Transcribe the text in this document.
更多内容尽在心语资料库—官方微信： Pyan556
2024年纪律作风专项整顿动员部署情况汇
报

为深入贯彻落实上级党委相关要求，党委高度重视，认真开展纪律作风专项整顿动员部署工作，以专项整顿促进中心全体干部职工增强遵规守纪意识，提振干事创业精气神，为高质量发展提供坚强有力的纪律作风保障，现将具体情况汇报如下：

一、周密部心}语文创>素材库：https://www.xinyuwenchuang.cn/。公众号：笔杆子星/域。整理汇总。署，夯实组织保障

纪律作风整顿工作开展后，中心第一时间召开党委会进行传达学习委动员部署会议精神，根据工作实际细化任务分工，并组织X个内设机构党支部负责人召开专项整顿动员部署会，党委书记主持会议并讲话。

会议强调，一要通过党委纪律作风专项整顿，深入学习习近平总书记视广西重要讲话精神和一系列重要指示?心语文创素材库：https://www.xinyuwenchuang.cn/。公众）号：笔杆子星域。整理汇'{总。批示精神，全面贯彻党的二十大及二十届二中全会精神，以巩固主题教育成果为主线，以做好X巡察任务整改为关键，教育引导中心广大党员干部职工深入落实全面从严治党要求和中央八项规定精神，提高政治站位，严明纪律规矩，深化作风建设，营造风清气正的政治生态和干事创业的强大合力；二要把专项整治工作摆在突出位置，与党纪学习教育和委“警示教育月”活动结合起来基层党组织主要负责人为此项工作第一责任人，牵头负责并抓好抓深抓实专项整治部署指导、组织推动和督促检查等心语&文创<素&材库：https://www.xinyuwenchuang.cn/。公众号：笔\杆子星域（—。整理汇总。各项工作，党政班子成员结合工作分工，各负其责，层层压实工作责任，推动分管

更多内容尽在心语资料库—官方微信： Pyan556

Aim =>
Retype every record above exactly as it appears.

Written response =>
Transcribe the text in this document.
更多内容尽在心语资料库—官方微信： Pyan556
2024年纪律作风专项整顿动员部署情况汇
报

为深入贯彻落实上级党委相关要求，党委高度重视，认真开展纪律作风专项整顿动员部署工作，以专项整顿促进中心全体干部职工增强遵规守纪意识，提振干事创业精气神，为高质量发展提供坚强有力的纪律作风保障，现将具体情况汇报如下：

一、周密部心}语文创>素材库：https://www.xinyuwenchuang.cn/。公众号：笔杆子星/域。整理汇总。署，夯实组织保障

纪律作风整顿工作开展后，中心第一时间召开党委会进行传达学习委动员部署会议精神，根据工作实际细化任务分工，并组织X个内设机构党支部负责人召开专项整顿动员部署会，党委书记主持会议并讲话。

会议强调，一要通过党委纪律作风专项整顿，深入学习习近平总书记视广西重要讲话精神和一系列重要指示?心语文创素材库：https://www.xinyuwenchuang.cn/。公众）号：笔杆子星域。整理汇'{总。批示精神，全面贯彻党的二十大及二十届二中全会精神，以巩固主题教育成果为主线，以做好X巡察任务整改为关键，教育引导中心广大党员干部职工深入落实全面从严治党要求和中央八项规定精神，提高政治站位，严明纪律规矩，深化作风建设，营造风清气正的政治生态和干事创业的强大合力；二要把专项整治工作摆在突出位置，与党纪学习教育和委“警示教育月”活动结合起来基层党组织主要负责人为此项工作第一责任人，牵头负责并抓好抓深抓实专项整治部署指导、组织推动和督促检查等心语&文创<素&材库：https://www.xinyuwenchuang.cn/。公众号：笔\杆子星域（—。整理汇总。各项工作，党政班子成员结合工作分工，各负其责，层层压实工作责任，推动分管

更多内容尽在心语资料库—官方微信： Pyan556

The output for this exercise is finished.